Given request:
In your copy, leave out the pictures; write out all the data exactly.

Stored records:
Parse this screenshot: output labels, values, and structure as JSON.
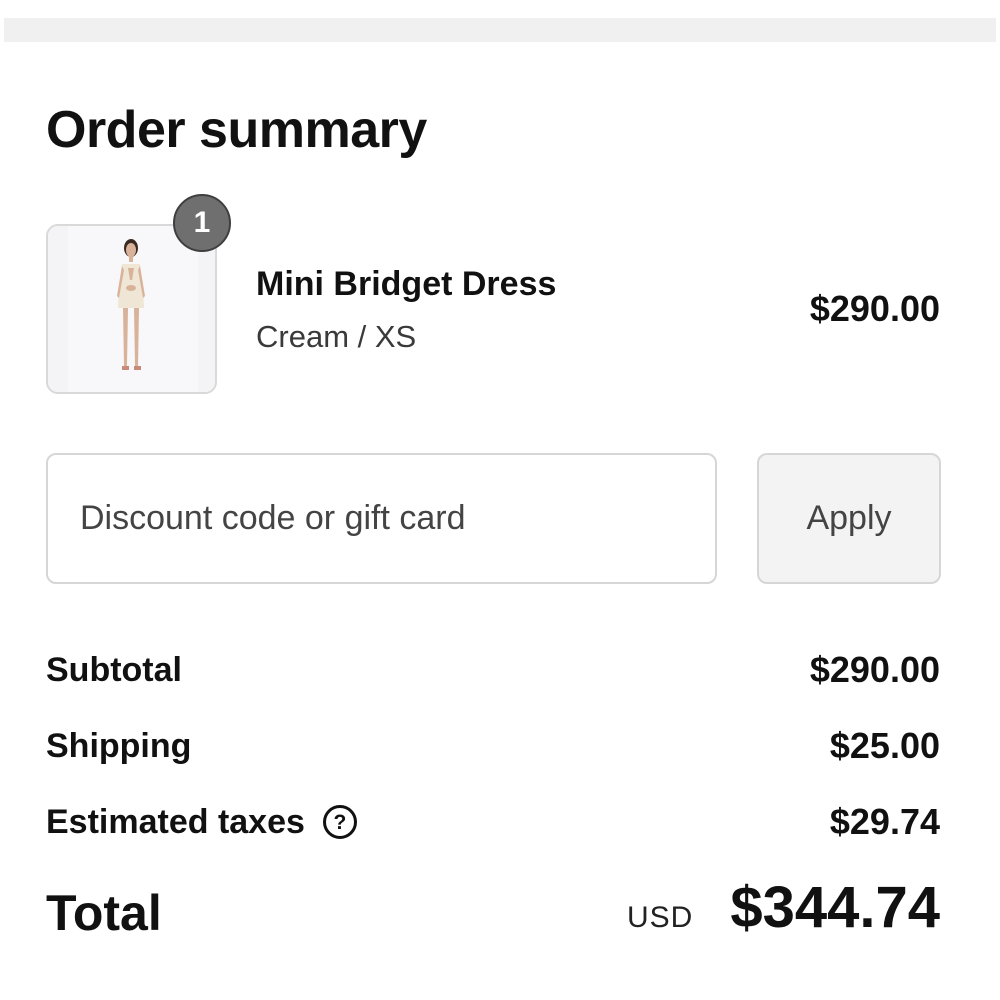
{
  "summary": {
    "title": "Order summary"
  },
  "line_item": {
    "quantity": "1",
    "name": "Mini Bridget Dress",
    "variant": "Cream / XS",
    "price": "$290.00"
  },
  "discount": {
    "placeholder": "Discount code or gift card",
    "value": "",
    "apply_label": "Apply"
  },
  "totals": {
    "subtotal_label": "Subtotal",
    "subtotal_value": "$290.00",
    "shipping_label": "Shipping",
    "shipping_value": "$25.00",
    "taxes_label": "Estimated taxes",
    "taxes_value": "$29.74",
    "help_glyph": "?",
    "total_label": "Total",
    "currency": "USD",
    "total_value": "$344.74"
  },
  "icons": {
    "help": "question-circle-icon"
  },
  "colors": {
    "text": "#111111",
    "badge": "#6f6f6f",
    "border": "#d6d6d6",
    "button_bg": "#f3f3f3"
  }
}
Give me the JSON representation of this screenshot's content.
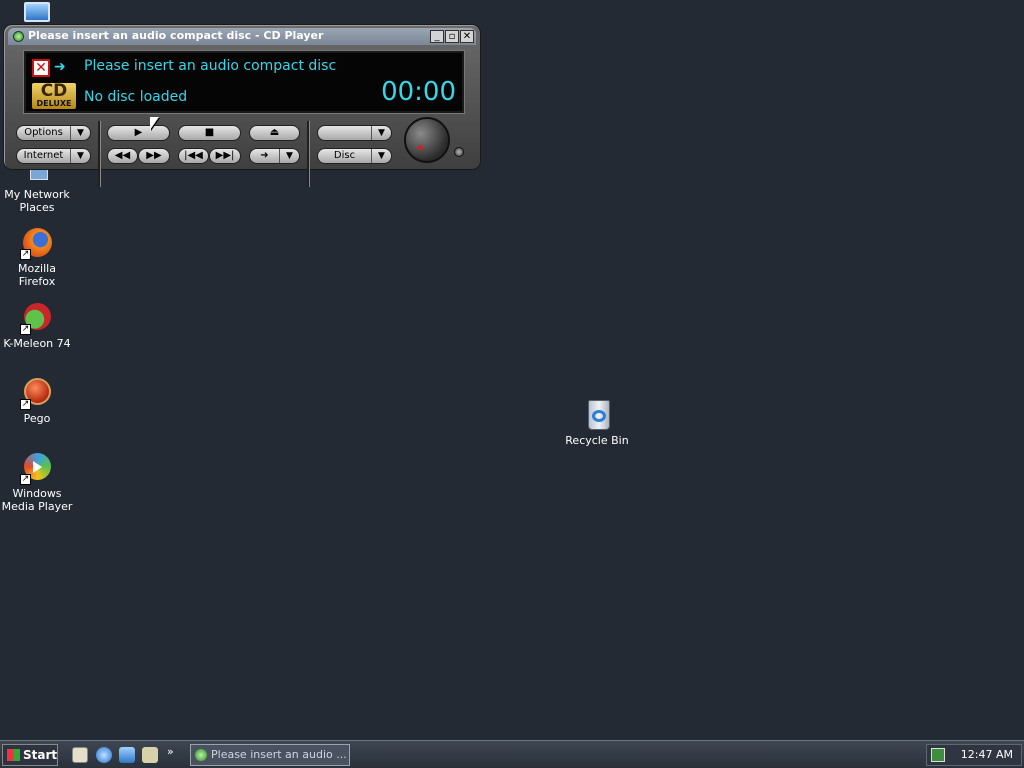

Answer for the task:
Parse this screenshot: output labels, values, and structure as JSON.
{
  "summary": {
    "title": "Order summary"
  },
  "line_item": {
    "quantity": "1",
    "name": "Mini Bridget Dress",
    "variant": "Cream / XS",
    "price": "$290.00"
  },
  "discount": {
    "placeholder": "Discount code or gift card",
    "value": "",
    "apply_label": "Apply"
  },
  "totals": {
    "subtotal_label": "Subtotal",
    "subtotal_value": "$290.00",
    "shipping_label": "Shipping",
    "shipping_value": "$25.00",
    "taxes_label": "Estimated taxes",
    "taxes_value": "$29.74",
    "help_glyph": "?",
    "total_label": "Total",
    "currency": "USD",
    "total_value": "$344.74"
  },
  "icons": {
    "help": "question-circle-icon"
  },
  "colors": {
    "text": "#111111",
    "badge": "#6f6f6f",
    "border": "#d6d6d6",
    "button_bg": "#f3f3f3"
  }
}
Give me the JSON representation of this screenshot's content.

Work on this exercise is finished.